### TASK INPUT
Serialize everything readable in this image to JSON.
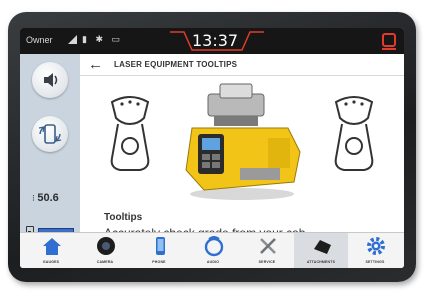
{
  "status_bar": {
    "carrier": "Owner",
    "time": "13:37"
  },
  "sidebar": {
    "tilt_value": "50.6"
  },
  "header": {
    "title": "LASER EQUIPMENT TOOLTIPS"
  },
  "tooltip": {
    "heading": "Tooltips",
    "text": "Accurately check grade from your cab."
  },
  "nav": {
    "items": [
      {
        "label": "GAUGES",
        "icon": "home-icon"
      },
      {
        "label": "CAMERA",
        "icon": "camera-icon"
      },
      {
        "label": "PHONE",
        "icon": "phone-icon"
      },
      {
        "label": "AUDIO",
        "icon": "audio-icon"
      },
      {
        "label": "SERVICE",
        "icon": "wrench-icon"
      },
      {
        "label": "ATTACHMENTS",
        "icon": "attachment-icon",
        "active": true
      },
      {
        "label": "SETTINGS",
        "icon": "gear-icon"
      }
    ]
  },
  "colors": {
    "accent_blue": "#2f6fd1",
    "laser_yellow": "#f2c418",
    "brand_red": "#e23b2c"
  }
}
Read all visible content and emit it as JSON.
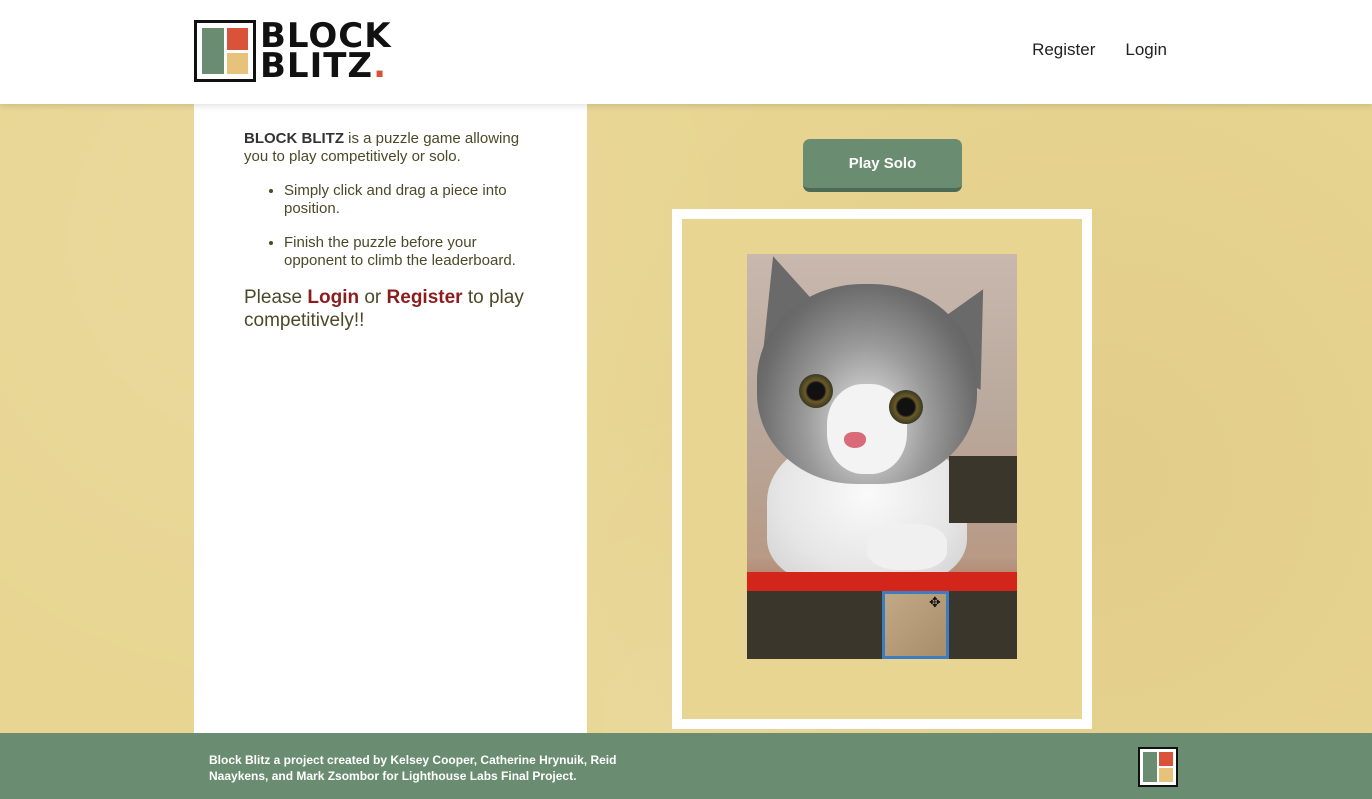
{
  "header": {
    "logo_line1": "BLOCK",
    "logo_line2": "BLITZ",
    "logo_dot": ".",
    "nav": {
      "register": "Register",
      "login": "Login"
    }
  },
  "left_panel": {
    "intro_bold": "BLOCK BLITZ",
    "intro_rest": " is a puzzle game allowing you to play competitively or solo.",
    "tips": [
      "Simply click and drag a piece into position.",
      "Finish the puzzle before your opponent to climb the leaderboard."
    ],
    "cta_prefix": "Please ",
    "cta_login": "Login",
    "cta_or": " or ",
    "cta_register": "Register",
    "cta_suffix": " to play competitively!!"
  },
  "game": {
    "play_solo_label": "Play Solo",
    "cursor_glyph": "✥"
  },
  "footer": {
    "credits": "Block Blitz a project created by Kelsey Cooper, Catherine Hrynuik, Reid Naaykens, and Mark Zsombor for Lighthouse Labs Final Project."
  },
  "colors": {
    "brand_green": "#6a8d71",
    "brand_red": "#d9533b",
    "brand_tan": "#e6c27b",
    "background": "#e8d592",
    "link_red": "#8b1d1d",
    "selection_blue": "#3d7cc0"
  }
}
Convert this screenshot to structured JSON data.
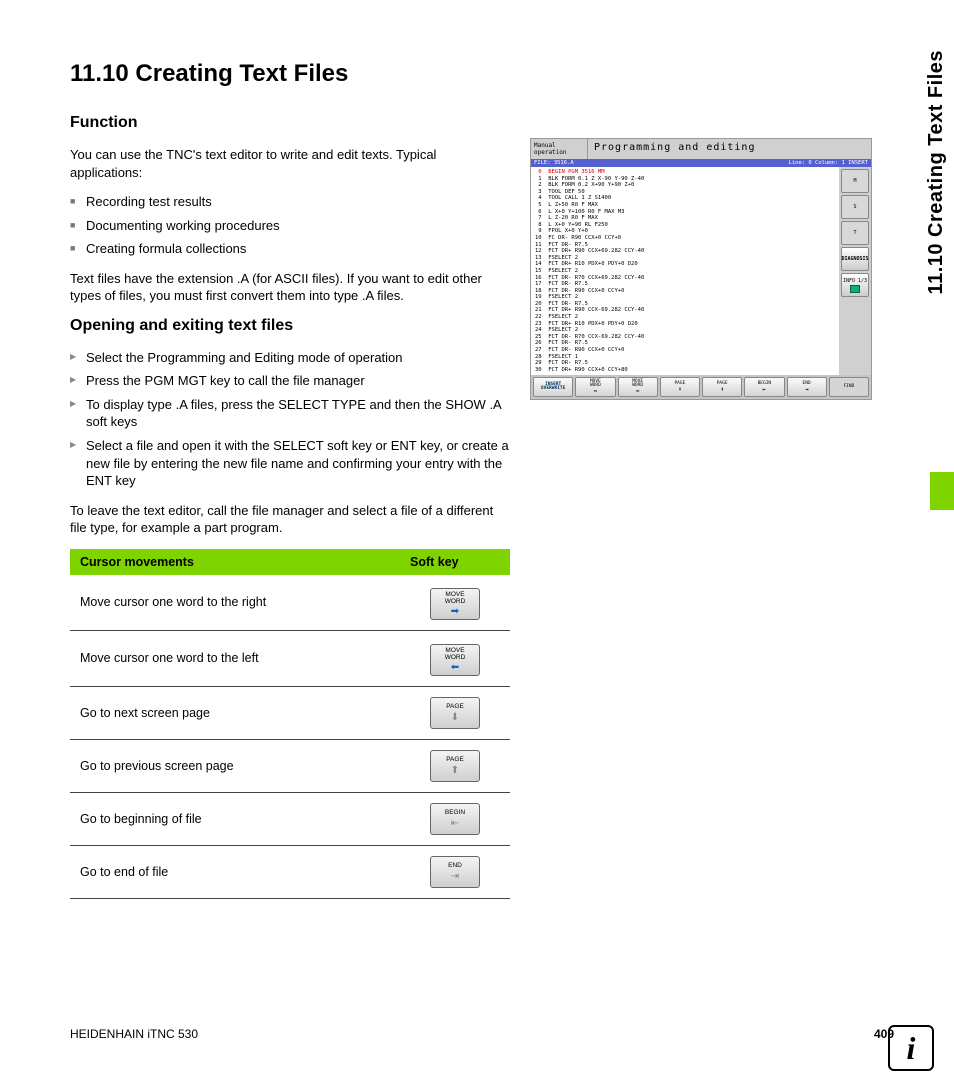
{
  "heading": "11.10 Creating Text Files",
  "side_tab": "11.10 Creating Text Files",
  "section_function": {
    "title": "Function",
    "intro": "You can use the TNC's text editor to write and edit texts. Typical applications:",
    "bullets": [
      "Recording test results",
      "Documenting working procedures",
      "Creating formula collections"
    ],
    "outro": "Text files have the extension .A (for ASCII files). If you want to edit other types of files, you must first convert them into type .A files."
  },
  "section_open": {
    "title": "Opening and exiting text files",
    "steps": [
      "Select the Programming and Editing mode of operation",
      "Press the PGM MGT key to call the file manager",
      "To display type .A files, press the SELECT TYPE and then the SHOW .A soft keys",
      "Select a file and open it with the SELECT soft key or ENT key, or create a new file by entering the new file name and confirming your entry with the ENT key"
    ],
    "outro": "To leave the text editor, call the file manager and select a file of a different file type, for example a part program."
  },
  "table": {
    "head_left": "Cursor movements",
    "head_right": "Soft key",
    "rows": [
      {
        "label": "Move cursor one word to the right",
        "key": "MOVE\nWORD",
        "arrow": "➡",
        "arrowClass": "right"
      },
      {
        "label": "Move cursor one word to the left",
        "key": "MOVE\nWORD",
        "arrow": "⬅",
        "arrowClass": "left"
      },
      {
        "label": "Go to next screen page",
        "key": "PAGE",
        "arrow": "⬇",
        "arrowClass": "down"
      },
      {
        "label": "Go to previous screen page",
        "key": "PAGE",
        "arrow": "⬆",
        "arrowClass": "up"
      },
      {
        "label": "Go to beginning of file",
        "key": "BEGIN",
        "arrow": "⇤",
        "arrowClass": "up"
      },
      {
        "label": "Go to end of file",
        "key": "END",
        "arrow": "⇥",
        "arrowClass": "down"
      }
    ]
  },
  "screenshot": {
    "mode": "Manual operation",
    "title": "Programming and editing",
    "filebar_left": "FILE: 3516.A",
    "filebar_right": "Line: 0   Column: 1   INSERT",
    "code": " 0  BEGIN PGM 3516 MM\n 1  BLK FORM 0.1 Z X-90 Y-90 Z-40\n 2  BLK FORM 0.2 X+90 Y+90 Z+0\n 3  TOOL DEF 50\n 4  TOOL CALL 1 Z S1400\n 5  L Z+50 R0 F MAX\n 6  L X+0 Y+100 R0 F MAX M3\n 7  L Z-20 R0 F MAX\n 8  L X+0 Y+90 RL F250\n 9  FPOL X+0 Y+0\n10  FC DR- R90 CCX+0 CCY+0\n11  FCT DR- R7.5\n12  FCT DR+ R90 CCX+69.282 CCY-40\n13  FSELECT 2\n14  FCT DR+ R10 PDX+0 PDY+0 D20\n15  FSELECT 2\n16  FCT DR- R70 CCX+69.282 CCY-40\n17  FCT DR- R7.5\n18  FCT DR- R90 CCX+0 CCY+0\n19  FSELECT 2\n20  FCT DR- R7.5\n21  FCT DR+ R90 CCX-69.282 CCY-40\n22  FSELECT 2\n23  FCT DR+ R10 PDX+0 PDY+0 D20\n24  FSELECT 2\n25  FCT DR- R70 CCX-69.282 CCY-40\n26  FCT DR- R7.5\n27  FCT DR- R90 CCX+0 CCY+0\n28  FSELECT 1\n29  FCT DR- R7.5\n30  FCT DR+ R90 CCX+0 CCY+80",
    "side_buttons": [
      "M",
      "S",
      "T",
      "DIAGNOSIS",
      "INFO 1/3"
    ],
    "softkeys": [
      {
        "l1": "INSERT",
        "l2": "OVERWRITE",
        "cls": "insert"
      },
      {
        "l1": "MOVE",
        "l2": "WORD",
        "arr": "➡"
      },
      {
        "l1": "MOVE",
        "l2": "WORD",
        "arr": "⬅"
      },
      {
        "l1": "PAGE",
        "arr": "⬇"
      },
      {
        "l1": "PAGE",
        "arr": "⬆"
      },
      {
        "l1": "BEGIN",
        "arr": "⇤"
      },
      {
        "l1": "END",
        "arr": "⇥"
      },
      {
        "l1": "FIND",
        "cls": "find"
      }
    ]
  },
  "footer": {
    "left": "HEIDENHAIN iTNC 530",
    "page": "409"
  },
  "info_icon": "i"
}
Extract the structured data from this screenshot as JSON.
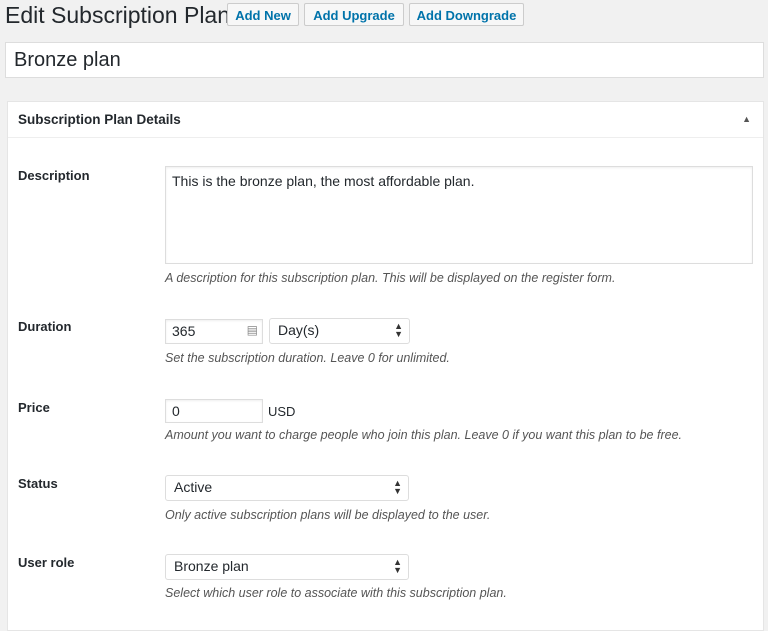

### WHAT YOU SHOULD DO
Transcribe the records verbatim and omit the images.

### RESPONSE TO THIS EXERCISE
Serialize everything readable in this image to JSON.
{
  "status_bar": {
    "carrier": "Owner",
    "time": "13:37"
  },
  "sidebar": {
    "tilt_value": "50.6"
  },
  "header": {
    "title": "LASER EQUIPMENT TOOLTIPS"
  },
  "tooltip": {
    "heading": "Tooltips",
    "text": "Accurately check grade from your cab."
  },
  "nav": {
    "items": [
      {
        "label": "GAUGES",
        "icon": "home-icon"
      },
      {
        "label": "CAMERA",
        "icon": "camera-icon"
      },
      {
        "label": "PHONE",
        "icon": "phone-icon"
      },
      {
        "label": "AUDIO",
        "icon": "audio-icon"
      },
      {
        "label": "SERVICE",
        "icon": "wrench-icon"
      },
      {
        "label": "ATTACHMENTS",
        "icon": "attachment-icon",
        "active": true
      },
      {
        "label": "SETTINGS",
        "icon": "gear-icon"
      }
    ]
  },
  "colors": {
    "accent_blue": "#2f6fd1",
    "laser_yellow": "#f2c418",
    "brand_red": "#e23b2c"
  }
}
Read all visible content and emit it as JSON.
{
  "header": {
    "logo_line1": "BLOCK",
    "logo_line2": "BLITZ",
    "logo_dot": ".",
    "nav": {
      "register": "Register",
      "login": "Login"
    }
  },
  "left_panel": {
    "intro_bold": "BLOCK BLITZ",
    "intro_rest": " is a puzzle game allowing you to play competitively or solo.",
    "tips": [
      "Simply click and drag a piece into position.",
      "Finish the puzzle before your opponent to climb the leaderboard."
    ],
    "cta_prefix": "Please ",
    "cta_login": "Login",
    "cta_or": " or ",
    "cta_register": "Register",
    "cta_suffix": " to play competitively!!"
  },
  "game": {
    "play_solo_label": "Play Solo",
    "cursor_glyph": "✥"
  },
  "footer": {
    "credits": "Block Blitz a project created by Kelsey Cooper, Catherine Hrynuik, Reid Naaykens, and Mark Zsombor for Lighthouse Labs Final Project."
  },
  "colors": {
    "brand_green": "#6a8d71",
    "brand_red": "#d9533b",
    "brand_tan": "#e6c27b",
    "background": "#e8d592",
    "link_red": "#8b1d1d",
    "selection_blue": "#3d7cc0"
  }
}
Convert this screenshot to structured JSON data.
{
  "heading": "11.10 Creating Text Files",
  "side_tab": "11.10 Creating Text Files",
  "section_function": {
    "title": "Function",
    "intro": "You can use the TNC's text editor to write and edit texts. Typical applications:",
    "bullets": [
      "Recording test results",
      "Documenting working procedures",
      "Creating formula collections"
    ],
    "outro": "Text files have the extension .A (for ASCII files). If you want to edit other types of files, you must first convert them into type .A files."
  },
  "section_open": {
    "title": "Opening and exiting text files",
    "steps": [
      "Select the Programming and Editing mode of operation",
      "Press the PGM MGT key to call the file manager",
      "To display type .A files, press the SELECT TYPE and then the SHOW .A soft keys",
      "Select a file and open it with the SELECT soft key or ENT key, or create a new file by entering the new file name and confirming your entry with the ENT key"
    ],
    "outro": "To leave the text editor, call the file manager and select a file of a different file type, for example a part program."
  },
  "table": {
    "head_left": "Cursor movements",
    "head_right": "Soft key",
    "rows": [
      {
        "label": "Move cursor one word to the right",
        "key": "MOVE\nWORD",
        "arrow": "➡",
        "arrowClass": "right"
      },
      {
        "label": "Move cursor one word to the left",
        "key": "MOVE\nWORD",
        "arrow": "⬅",
        "arrowClass": "left"
      },
      {
        "label": "Go to next screen page",
        "key": "PAGE",
        "arrow": "⬇",
        "arrowClass": "down"
      },
      {
        "label": "Go to previous screen page",
        "key": "PAGE",
        "arrow": "⬆",
        "arrowClass": "up"
      },
      {
        "label": "Go to beginning of file",
        "key": "BEGIN",
        "arrow": "⇤",
        "arrowClass": "up"
      },
      {
        "label": "Go to end of file",
        "key": "END",
        "arrow": "⇥",
        "arrowClass": "down"
      }
    ]
  },
  "screenshot": {
    "mode": "Manual operation",
    "title": "Programming and editing",
    "filebar_left": "FILE: 3516.A",
    "filebar_right": "Line: 0   Column: 1   INSERT",
    "code": " 0  BEGIN PGM 3516 MM\n 1  BLK FORM 0.1 Z X-90 Y-90 Z-40\n 2  BLK FORM 0.2 X+90 Y+90 Z+0\n 3  TOOL DEF 50\n 4  TOOL CALL 1 Z S1400\n 5  L Z+50 R0 F MAX\n 6  L X+0 Y+100 R0 F MAX M3\n 7  L Z-20 R0 F MAX\n 8  L X+0 Y+90 RL F250\n 9  FPOL X+0 Y+0\n10  FC DR- R90 CCX+0 CCY+0\n11  FCT DR- R7.5\n12  FCT DR+ R90 CCX+69.282 CCY-40\n13  FSELECT 2\n14  FCT DR+ R10 PDX+0 PDY+0 D20\n15  FSELECT 2\n16  FCT DR- R70 CCX+69.282 CCY-40\n17  FCT DR- R7.5\n18  FCT DR- R90 CCX+0 CCY+0\n19  FSELECT 2\n20  FCT DR- R7.5\n21  FCT DR+ R90 CCX-69.282 CCY-40\n22  FSELECT 2\n23  FCT DR+ R10 PDX+0 PDY+0 D20\n24  FSELECT 2\n25  FCT DR- R70 CCX-69.282 CCY-40\n26  FCT DR- R7.5\n27  FCT DR- R90 CCX+0 CCY+0\n28  FSELECT 1\n29  FCT DR- R7.5\n30  FCT DR+ R90 CCX+0 CCY+80",
    "side_buttons": [
      "M",
      "S",
      "T",
      "DIAGNOSIS",
      "INFO 1/3"
    ],
    "softkeys": [
      {
        "l1": "INSERT",
        "l2": "OVERWRITE",
        "cls": "insert"
      },
      {
        "l1": "MOVE",
        "l2": "WORD",
        "arr": "➡"
      },
      {
        "l1": "MOVE",
        "l2": "WORD",
        "arr": "⬅"
      },
      {
        "l1": "PAGE",
        "arr": "⬇"
      },
      {
        "l1": "PAGE",
        "arr": "⬆"
      },
      {
        "l1": "BEGIN",
        "arr": "⇤"
      },
      {
        "l1": "END",
        "arr": "⇥"
      },
      {
        "l1": "FIND",
        "cls": "find"
      }
    ]
  },
  "footer": {
    "left": "HEIDENHAIN iTNC 530",
    "page": "409"
  },
  "info_icon": "i"
}
Extract the structured data from this screenshot as JSON.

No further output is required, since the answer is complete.